Required task: Write out the listing exactly as it is given.

Data:
##########

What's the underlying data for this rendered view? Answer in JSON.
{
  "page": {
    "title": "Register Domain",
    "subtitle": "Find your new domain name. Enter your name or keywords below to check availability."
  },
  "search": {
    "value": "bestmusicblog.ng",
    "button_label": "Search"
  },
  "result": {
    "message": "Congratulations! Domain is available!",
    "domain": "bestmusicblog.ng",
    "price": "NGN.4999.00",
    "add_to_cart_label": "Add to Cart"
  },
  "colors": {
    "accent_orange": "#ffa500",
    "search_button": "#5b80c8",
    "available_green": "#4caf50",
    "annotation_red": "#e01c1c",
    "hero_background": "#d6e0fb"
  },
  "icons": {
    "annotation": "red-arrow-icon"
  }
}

##########

Final result:
What's the underlying data for this rendered view? Answer in JSON.
{
  "page": {
    "title": "Register Domain",
    "subtitle": "Find your new domain name. Enter your name or keywords below to check availability."
  },
  "search": {
    "value": "bestmusicblog.ng",
    "button_label": "Search"
  },
  "result": {
    "message": "Congratulations! Domain is available!",
    "domain": "bestmusicblog.ng",
    "price": "NGN.4999.00",
    "add_to_cart_label": "Add to Cart"
  },
  "colors": {
    "accent_orange": "#ffa500",
    "search_button": "#5b80c8",
    "available_green": "#4caf50",
    "annotation_red": "#e01c1c",
    "hero_background": "#d6e0fb"
  },
  "icons": {
    "annotation": "red-arrow-icon"
  }
}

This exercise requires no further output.